• [STATED GOAL] Can you update the stretch of data from the start through the line containing "panel-b-x-tick-label: -2 —" by replacing "s-aureus" with "staph-aureus" and leaving everything else unchanged?

(Records from a data collection)

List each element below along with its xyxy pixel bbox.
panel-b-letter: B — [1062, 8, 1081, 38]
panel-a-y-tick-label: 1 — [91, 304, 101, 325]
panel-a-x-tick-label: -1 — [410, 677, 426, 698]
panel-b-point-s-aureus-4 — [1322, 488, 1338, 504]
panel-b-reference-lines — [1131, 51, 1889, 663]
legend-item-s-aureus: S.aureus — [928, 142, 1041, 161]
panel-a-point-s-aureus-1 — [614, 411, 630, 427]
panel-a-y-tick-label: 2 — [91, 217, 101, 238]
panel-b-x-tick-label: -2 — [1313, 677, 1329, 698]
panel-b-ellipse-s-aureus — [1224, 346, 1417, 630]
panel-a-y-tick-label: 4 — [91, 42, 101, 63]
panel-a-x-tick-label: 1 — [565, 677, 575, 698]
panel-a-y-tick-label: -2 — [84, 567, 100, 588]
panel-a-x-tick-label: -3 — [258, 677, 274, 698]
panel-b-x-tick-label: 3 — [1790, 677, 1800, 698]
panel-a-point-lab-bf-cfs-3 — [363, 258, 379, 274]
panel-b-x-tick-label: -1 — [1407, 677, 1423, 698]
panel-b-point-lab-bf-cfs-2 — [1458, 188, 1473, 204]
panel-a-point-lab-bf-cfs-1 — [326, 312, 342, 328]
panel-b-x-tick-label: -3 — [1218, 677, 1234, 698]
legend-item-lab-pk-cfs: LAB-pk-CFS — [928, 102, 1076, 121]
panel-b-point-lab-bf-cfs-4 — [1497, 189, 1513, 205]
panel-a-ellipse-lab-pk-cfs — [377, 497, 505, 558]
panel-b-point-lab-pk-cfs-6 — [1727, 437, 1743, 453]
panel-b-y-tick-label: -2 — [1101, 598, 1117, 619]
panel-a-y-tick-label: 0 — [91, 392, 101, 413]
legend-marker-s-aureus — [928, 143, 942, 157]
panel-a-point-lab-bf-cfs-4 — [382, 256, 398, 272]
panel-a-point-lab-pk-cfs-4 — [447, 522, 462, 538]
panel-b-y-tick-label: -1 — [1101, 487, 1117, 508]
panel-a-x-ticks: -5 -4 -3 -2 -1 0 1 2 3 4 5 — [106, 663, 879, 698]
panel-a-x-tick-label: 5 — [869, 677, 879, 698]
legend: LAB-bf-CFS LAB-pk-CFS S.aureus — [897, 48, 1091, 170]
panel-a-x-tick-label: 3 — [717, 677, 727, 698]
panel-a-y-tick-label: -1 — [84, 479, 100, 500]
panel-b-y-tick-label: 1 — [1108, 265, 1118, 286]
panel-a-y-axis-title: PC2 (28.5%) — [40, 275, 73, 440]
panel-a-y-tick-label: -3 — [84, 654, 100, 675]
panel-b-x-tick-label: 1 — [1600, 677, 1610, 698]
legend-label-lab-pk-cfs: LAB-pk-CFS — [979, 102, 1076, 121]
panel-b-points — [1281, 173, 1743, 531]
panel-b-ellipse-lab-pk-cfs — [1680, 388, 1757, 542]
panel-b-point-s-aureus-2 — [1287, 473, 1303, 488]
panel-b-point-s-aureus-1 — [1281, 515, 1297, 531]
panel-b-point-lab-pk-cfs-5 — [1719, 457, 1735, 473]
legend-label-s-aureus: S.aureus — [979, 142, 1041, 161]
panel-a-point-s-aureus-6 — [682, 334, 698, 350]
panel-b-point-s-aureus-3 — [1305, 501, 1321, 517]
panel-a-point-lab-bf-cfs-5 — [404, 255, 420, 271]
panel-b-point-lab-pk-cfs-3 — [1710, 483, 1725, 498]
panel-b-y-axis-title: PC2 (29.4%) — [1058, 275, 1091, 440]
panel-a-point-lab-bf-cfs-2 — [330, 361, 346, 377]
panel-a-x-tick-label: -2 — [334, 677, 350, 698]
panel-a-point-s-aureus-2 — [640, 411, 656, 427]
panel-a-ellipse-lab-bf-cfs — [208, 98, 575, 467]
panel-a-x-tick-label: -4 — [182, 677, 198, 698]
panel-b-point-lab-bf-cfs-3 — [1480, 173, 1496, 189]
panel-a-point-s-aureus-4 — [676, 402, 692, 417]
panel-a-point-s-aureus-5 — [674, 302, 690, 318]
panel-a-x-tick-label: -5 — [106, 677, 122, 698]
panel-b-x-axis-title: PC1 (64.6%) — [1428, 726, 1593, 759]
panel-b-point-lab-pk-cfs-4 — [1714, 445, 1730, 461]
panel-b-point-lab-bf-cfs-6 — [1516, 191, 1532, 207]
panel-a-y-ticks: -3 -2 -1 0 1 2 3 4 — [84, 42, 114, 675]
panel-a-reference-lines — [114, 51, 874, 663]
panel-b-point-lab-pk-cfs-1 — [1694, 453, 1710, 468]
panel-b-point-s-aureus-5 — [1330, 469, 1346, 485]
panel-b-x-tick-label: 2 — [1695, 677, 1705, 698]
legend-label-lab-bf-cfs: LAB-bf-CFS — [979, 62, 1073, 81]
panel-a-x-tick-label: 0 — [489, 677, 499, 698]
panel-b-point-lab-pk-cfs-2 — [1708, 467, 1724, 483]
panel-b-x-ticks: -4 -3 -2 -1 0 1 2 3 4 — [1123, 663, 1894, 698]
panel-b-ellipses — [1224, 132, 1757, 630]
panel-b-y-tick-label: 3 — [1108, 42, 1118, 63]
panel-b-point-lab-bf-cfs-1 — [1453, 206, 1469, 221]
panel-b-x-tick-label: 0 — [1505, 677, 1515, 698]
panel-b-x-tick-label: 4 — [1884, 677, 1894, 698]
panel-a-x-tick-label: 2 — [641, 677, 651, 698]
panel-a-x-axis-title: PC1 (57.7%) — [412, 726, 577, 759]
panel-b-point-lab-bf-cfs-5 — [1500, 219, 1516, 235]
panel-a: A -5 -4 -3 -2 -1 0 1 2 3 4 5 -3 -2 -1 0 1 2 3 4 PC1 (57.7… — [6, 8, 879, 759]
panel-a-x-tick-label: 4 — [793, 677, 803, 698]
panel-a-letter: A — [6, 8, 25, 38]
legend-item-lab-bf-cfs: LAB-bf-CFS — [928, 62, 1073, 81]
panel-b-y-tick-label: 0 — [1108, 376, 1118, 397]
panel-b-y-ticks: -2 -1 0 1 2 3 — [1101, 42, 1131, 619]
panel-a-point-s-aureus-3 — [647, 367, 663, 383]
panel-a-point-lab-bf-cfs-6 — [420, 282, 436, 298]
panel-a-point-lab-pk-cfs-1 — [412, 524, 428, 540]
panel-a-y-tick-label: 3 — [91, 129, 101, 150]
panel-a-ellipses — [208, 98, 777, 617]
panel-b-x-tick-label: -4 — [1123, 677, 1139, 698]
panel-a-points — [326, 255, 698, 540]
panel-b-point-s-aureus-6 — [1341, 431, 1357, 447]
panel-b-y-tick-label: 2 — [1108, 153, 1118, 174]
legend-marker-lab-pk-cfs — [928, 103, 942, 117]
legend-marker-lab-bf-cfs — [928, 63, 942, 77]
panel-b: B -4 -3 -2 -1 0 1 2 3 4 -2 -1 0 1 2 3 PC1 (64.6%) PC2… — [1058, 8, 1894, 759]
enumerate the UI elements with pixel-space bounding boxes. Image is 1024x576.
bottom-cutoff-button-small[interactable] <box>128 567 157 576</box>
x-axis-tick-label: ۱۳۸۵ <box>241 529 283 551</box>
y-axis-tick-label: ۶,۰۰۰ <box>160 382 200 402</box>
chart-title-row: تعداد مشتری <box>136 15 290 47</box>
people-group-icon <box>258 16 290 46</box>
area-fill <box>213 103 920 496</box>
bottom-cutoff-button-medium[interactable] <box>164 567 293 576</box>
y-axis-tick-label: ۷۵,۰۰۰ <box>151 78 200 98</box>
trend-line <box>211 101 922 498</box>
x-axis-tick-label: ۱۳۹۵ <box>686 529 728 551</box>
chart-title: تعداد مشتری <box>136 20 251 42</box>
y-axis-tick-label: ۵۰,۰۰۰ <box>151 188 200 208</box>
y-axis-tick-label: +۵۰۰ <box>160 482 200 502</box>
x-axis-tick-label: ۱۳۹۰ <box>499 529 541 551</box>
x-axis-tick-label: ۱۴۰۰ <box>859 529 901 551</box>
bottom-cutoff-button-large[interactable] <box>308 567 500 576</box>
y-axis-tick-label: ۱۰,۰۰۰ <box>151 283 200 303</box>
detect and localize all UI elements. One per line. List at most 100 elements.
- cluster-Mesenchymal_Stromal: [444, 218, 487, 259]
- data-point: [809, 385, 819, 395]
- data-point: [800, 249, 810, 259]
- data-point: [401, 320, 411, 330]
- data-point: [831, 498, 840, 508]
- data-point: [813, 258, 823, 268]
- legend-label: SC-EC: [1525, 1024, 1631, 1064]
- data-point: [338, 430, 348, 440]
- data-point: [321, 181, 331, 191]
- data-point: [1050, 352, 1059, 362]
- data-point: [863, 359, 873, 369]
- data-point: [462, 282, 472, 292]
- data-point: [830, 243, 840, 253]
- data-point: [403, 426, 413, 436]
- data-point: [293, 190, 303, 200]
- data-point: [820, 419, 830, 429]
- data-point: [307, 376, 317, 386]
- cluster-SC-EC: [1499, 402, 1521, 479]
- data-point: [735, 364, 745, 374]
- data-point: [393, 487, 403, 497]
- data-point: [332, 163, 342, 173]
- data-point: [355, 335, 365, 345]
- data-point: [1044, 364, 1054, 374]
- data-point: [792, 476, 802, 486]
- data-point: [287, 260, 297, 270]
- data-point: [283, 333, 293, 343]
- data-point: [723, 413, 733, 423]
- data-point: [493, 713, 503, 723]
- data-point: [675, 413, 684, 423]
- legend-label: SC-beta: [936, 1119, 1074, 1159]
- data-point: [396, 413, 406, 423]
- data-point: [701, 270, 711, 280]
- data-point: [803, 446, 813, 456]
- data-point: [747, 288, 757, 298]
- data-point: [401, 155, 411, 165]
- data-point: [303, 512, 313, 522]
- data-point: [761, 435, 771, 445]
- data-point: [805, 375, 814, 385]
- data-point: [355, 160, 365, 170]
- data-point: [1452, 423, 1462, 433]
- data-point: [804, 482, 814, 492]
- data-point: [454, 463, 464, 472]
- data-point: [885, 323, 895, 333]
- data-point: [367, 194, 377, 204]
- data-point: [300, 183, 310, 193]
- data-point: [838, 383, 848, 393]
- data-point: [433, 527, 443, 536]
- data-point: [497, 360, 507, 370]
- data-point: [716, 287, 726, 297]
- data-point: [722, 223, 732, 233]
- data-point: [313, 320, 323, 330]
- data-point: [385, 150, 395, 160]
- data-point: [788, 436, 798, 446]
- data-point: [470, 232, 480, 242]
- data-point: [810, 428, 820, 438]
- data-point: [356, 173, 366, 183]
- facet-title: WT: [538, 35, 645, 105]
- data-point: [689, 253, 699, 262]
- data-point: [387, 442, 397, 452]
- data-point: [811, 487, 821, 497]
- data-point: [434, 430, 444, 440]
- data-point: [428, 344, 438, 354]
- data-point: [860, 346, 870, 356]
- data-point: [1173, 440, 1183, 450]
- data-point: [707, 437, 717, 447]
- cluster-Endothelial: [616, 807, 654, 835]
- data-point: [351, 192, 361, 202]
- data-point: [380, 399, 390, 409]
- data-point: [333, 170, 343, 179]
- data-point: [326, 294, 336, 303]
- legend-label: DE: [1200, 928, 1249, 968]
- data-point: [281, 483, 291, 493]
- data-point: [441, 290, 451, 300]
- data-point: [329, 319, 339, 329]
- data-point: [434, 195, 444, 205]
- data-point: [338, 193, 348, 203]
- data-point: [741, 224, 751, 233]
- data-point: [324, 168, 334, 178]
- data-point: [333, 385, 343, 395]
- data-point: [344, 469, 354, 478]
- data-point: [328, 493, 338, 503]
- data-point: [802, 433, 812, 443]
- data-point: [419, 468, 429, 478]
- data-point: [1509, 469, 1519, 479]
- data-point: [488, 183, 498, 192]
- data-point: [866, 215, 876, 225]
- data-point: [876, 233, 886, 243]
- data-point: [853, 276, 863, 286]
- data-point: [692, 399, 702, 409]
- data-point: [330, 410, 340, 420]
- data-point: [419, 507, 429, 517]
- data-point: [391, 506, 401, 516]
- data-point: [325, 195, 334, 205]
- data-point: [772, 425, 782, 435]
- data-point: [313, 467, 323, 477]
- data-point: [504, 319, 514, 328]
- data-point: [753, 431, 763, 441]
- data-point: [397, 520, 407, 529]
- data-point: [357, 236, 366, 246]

• [WRITTEN REPLY]
List each element below along with its xyxy pixel bbox.
panel-b-letter: B — [1062, 8, 1081, 38]
panel-a-y-tick-label: 1 — [91, 304, 101, 325]
panel-a-x-tick-label: -1 — [410, 677, 426, 698]
panel-b-point-staph-aureus-4 — [1322, 488, 1338, 504]
panel-b-reference-lines — [1131, 51, 1889, 663]
legend-item-staph-aureus: S.aureus — [928, 142, 1041, 161]
panel-a-point-staph-aureus-1 — [614, 411, 630, 427]
panel-a-y-tick-label: 2 — [91, 217, 101, 238]
panel-b-x-tick-label: -2 — [1313, 677, 1329, 698]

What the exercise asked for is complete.